▶ [EXERCISE GOAL] In your copy, include every line of the listing below exactly but none of the pictures.

- - - - - - -

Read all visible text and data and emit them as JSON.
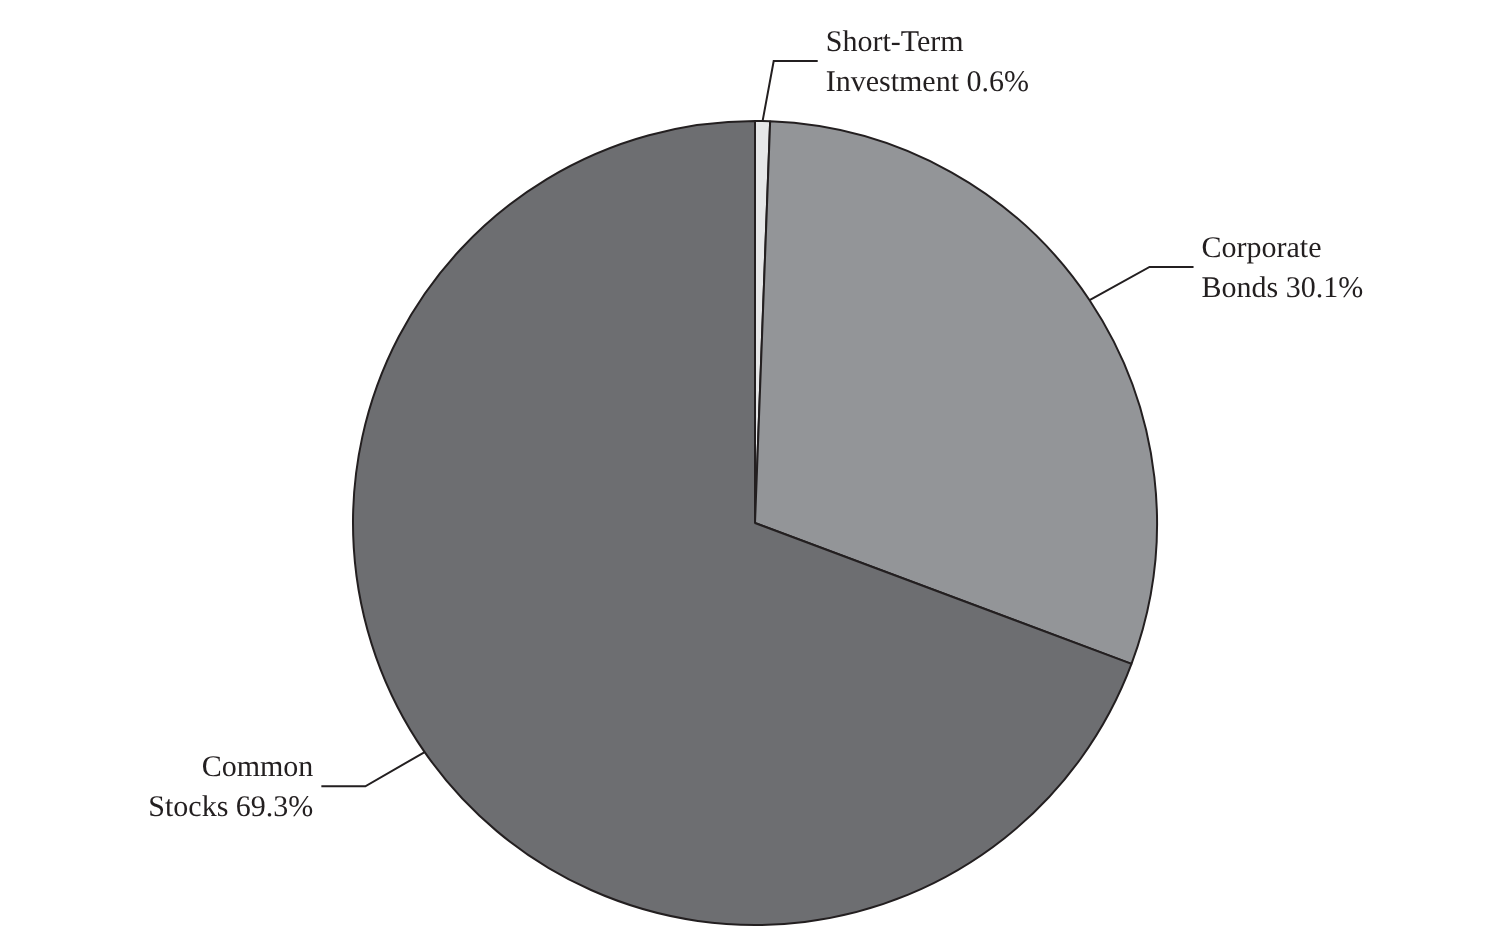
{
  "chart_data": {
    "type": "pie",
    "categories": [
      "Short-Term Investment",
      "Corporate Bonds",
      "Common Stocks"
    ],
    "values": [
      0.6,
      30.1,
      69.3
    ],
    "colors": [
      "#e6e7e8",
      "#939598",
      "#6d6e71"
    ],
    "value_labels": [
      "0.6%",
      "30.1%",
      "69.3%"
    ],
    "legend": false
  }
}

- - - - - - -

▶ [FINAL RESULT]
Read all visible text and data and emit them as JSON.
{
  "chart_data": {
    "type": "pie",
    "categories": [
      "Short-Term Investment",
      "Corporate Bonds",
      "Common Stocks"
    ],
    "values": [
      0.6,
      30.1,
      69.3
    ],
    "colors": [
      "#e6e7e8",
      "#939598",
      "#6d6e71"
    ],
    "value_labels": [
      "0.6%",
      "30.1%",
      "69.3%"
    ],
    "legend": false
  }
}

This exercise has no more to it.